### Required task
Copy every record word for word.

### Data supplied

---

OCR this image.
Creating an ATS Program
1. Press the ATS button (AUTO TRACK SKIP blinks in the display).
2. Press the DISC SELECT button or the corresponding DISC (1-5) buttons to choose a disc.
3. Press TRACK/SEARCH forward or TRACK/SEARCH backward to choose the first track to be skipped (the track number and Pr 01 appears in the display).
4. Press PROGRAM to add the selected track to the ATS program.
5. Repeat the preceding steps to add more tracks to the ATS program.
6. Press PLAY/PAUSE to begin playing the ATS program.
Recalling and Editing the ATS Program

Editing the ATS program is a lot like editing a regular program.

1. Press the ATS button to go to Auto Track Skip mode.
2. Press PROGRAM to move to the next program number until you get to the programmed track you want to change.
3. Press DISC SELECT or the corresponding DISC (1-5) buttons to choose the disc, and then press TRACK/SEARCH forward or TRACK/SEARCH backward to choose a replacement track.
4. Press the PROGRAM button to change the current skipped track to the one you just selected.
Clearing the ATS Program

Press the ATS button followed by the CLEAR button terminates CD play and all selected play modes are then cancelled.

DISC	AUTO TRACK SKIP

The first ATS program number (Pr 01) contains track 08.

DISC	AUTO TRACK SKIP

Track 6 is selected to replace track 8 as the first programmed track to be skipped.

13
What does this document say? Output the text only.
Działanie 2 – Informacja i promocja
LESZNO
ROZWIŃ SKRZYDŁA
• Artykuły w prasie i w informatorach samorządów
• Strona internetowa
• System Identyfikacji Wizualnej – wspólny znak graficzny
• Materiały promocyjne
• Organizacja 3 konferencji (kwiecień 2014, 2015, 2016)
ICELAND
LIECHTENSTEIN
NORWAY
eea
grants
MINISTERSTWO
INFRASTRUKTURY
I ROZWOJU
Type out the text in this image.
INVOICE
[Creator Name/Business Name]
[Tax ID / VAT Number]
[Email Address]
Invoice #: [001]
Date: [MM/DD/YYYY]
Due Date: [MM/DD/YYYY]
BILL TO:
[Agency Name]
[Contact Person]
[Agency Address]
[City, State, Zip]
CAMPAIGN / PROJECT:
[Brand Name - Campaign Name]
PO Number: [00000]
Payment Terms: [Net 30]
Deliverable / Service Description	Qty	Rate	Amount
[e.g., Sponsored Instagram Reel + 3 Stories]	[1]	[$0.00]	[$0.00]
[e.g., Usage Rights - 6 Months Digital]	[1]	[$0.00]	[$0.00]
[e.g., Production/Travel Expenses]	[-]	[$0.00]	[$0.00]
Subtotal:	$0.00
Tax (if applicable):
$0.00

---

### Result of this exercise
OCR this image.
Creating an ATS Program
1. Press the ATS button (AUTO TRACK SKIP blinks in the display).
2. Press the DISC SELECT button or the corresponding DISC (1-5) buttons to choose a disc.
3. Press TRACK/SEARCH forward or TRACK/SEARCH backward to choose the first track to be skipped (the track number and Pr 01 appears in the display).
4. Press PROGRAM to add the selected track to the ATS program.
5. Repeat the preceding steps to add more tracks to the ATS program.
6. Press PLAY/PAUSE to begin playing the ATS program.
Recalling and Editing the ATS Program

Editing the ATS program is a lot like editing a regular program.

1. Press the ATS button to go to Auto Track Skip mode.
2. Press PROGRAM to move to the next program number until you get to the programmed track you want to change.
3. Press DISC SELECT or the corresponding DISC (1-5) buttons to choose the disc, and then press TRACK/SEARCH forward or TRACK/SEARCH backward to choose a replacement track.
4. Press the PROGRAM button to change the current skipped track to the one you just selected.
Clearing the ATS Program

Press the ATS button followed by the CLEAR button terminates CD play and all selected play modes are then cancelled.

DISC	AUTO TRACK SKIP

The first ATS program number (Pr 01) contains track 08.

DISC	AUTO TRACK SKIP

Track 6 is selected to replace track 8 as the first programmed track to be skipped.

13
What does this document say? Output the text only.
Działanie 2 – Informacja i promocja
LESZNO
ROZWIŃ SKRZYDŁA
• Artykuły w prasie i w informatorach samorządów
• Strona internetowa
• System Identyfikacji Wizualnej – wspólny znak graficzny
• Materiały promocyjne
• Organizacja 3 konferencji (kwiecień 2014, 2015, 2016)
ICELAND
LIECHTENSTEIN
NORWAY
eea
grants
MINISTERSTWO
INFRASTRUKTURY
I ROZWOJU
Type out the text in this image.
INVOICE
[Creator Name/Business Name]
[Tax ID / VAT Number]
[Email Address]
Invoice #: [001]
Date: [MM/DD/YYYY]
Due Date: [MM/DD/YYYY]
BILL TO:
[Agency Name]
[Contact Person]
[Agency Address]
[City, State, Zip]
CAMPAIGN / PROJECT:
[Brand Name - Campaign Name]
PO Number: [00000]
Payment Terms: [Net 30]
Deliverable / Service Description	Qty	Rate	Amount
[e.g., Sponsored Instagram Reel + 3 Stories]	[1]	[$0.00]	[$0.00]
[e.g., Usage Rights - 6 Months Digital]	[1]	[$0.00]	[$0.00]
[e.g., Production/Travel Expenses]	[-]	[$0.00]	[$0.00]
Subtotal:	$0.00
Tax (if applicable):
$0.00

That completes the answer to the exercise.